Your instructions:
Write out the listing exactly as it is given.

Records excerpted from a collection
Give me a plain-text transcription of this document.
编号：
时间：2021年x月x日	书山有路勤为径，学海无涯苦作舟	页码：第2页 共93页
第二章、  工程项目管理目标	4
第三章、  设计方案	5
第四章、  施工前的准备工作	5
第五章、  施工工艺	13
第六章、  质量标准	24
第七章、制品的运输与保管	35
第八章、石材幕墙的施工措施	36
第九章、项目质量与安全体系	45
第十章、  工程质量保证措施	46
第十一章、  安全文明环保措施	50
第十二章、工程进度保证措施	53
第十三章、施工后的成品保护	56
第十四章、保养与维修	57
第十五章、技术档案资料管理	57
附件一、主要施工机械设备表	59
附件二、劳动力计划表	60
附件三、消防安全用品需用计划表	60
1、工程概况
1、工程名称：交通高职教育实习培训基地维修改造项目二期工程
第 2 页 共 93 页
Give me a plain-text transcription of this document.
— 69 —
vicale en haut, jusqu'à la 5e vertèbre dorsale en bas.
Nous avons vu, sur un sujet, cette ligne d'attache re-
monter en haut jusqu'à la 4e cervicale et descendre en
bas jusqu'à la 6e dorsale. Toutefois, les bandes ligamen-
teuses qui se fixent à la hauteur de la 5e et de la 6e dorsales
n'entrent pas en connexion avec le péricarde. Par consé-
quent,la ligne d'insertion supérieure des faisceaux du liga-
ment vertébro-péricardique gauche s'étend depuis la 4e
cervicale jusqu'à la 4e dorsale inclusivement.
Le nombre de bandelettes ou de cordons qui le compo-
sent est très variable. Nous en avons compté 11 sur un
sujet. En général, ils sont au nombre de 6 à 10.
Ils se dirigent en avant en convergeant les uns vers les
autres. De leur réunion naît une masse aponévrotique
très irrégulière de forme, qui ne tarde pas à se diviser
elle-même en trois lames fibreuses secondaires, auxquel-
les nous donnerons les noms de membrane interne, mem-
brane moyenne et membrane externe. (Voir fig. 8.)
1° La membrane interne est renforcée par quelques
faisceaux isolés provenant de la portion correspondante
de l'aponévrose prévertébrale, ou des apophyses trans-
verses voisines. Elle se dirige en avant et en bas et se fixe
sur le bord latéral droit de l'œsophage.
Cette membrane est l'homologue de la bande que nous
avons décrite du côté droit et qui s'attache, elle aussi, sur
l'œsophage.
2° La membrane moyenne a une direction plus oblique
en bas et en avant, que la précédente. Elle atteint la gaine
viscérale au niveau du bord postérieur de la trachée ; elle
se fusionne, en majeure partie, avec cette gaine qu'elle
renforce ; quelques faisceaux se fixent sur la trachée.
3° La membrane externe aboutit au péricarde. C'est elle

Exercise result:
Give me a plain-text transcription of this document.
编号：
时间：2021年x月x日	书山有路勤为径，学海无涯苦作舟	页码：第2页 共93页
第二章、  工程项目管理目标	4
第三章、  设计方案	5
第四章、  施工前的准备工作	5
第五章、  施工工艺	13
第六章、  质量标准	24
第七章、制品的运输与保管	35
第八章、石材幕墙的施工措施	36
第九章、项目质量与安全体系	45
第十章、  工程质量保证措施	46
第十一章、  安全文明环保措施	50
第十二章、工程进度保证措施	53
第十三章、施工后的成品保护	56
第十四章、保养与维修	57
第十五章、技术档案资料管理	57
附件一、主要施工机械设备表	59
附件二、劳动力计划表	60
附件三、消防安全用品需用计划表	60
1、工程概况
1、工程名称：交通高职教育实习培训基地维修改造项目二期工程
第 2 页 共 93 页
Give me a plain-text transcription of this document.
— 69 —
vicale en haut, jusqu'à la 5e vertèbre dorsale en bas.
Nous avons vu, sur un sujet, cette ligne d'attache re-
monter en haut jusqu'à la 4e cervicale et descendre en
bas jusqu'à la 6e dorsale. Toutefois, les bandes ligamen-
teuses qui se fixent à la hauteur de la 5e et de la 6e dorsales
n'entrent pas en connexion avec le péricarde. Par consé-
quent,la ligne d'insertion supérieure des faisceaux du liga-
ment vertébro-péricardique gauche s'étend depuis la 4e
cervicale jusqu'à la 4e dorsale inclusivement.
Le nombre de bandelettes ou de cordons qui le compo-
sent est très variable. Nous en avons compté 11 sur un
sujet. En général, ils sont au nombre de 6 à 10.
Ils se dirigent en avant en convergeant les uns vers les
autres. De leur réunion naît une masse aponévrotique
très irrégulière de forme, qui ne tarde pas à se diviser
elle-même en trois lames fibreuses secondaires, auxquel-
les nous donnerons les noms de membrane interne, mem-
brane moyenne et membrane externe. (Voir fig. 8.)
1° La membrane interne est renforcée par quelques
faisceaux isolés provenant de la portion correspondante
de l'aponévrose prévertébrale, ou des apophyses trans-
verses voisines. Elle se dirige en avant et en bas et se fixe
sur le bord latéral droit de l'œsophage.
Cette membrane est l'homologue de la bande que nous
avons décrite du côté droit et qui s'attache, elle aussi, sur
l'œsophage.
2° La membrane moyenne a une direction plus oblique
en bas et en avant, que la précédente. Elle atteint la gaine
viscérale au niveau du bord postérieur de la trachée ; elle
se fusionne, en majeure partie, avec cette gaine qu'elle
renforce ; quelques faisceaux se fixent sur la trachée.
3° La membrane externe aboutit au péricarde. C'est elle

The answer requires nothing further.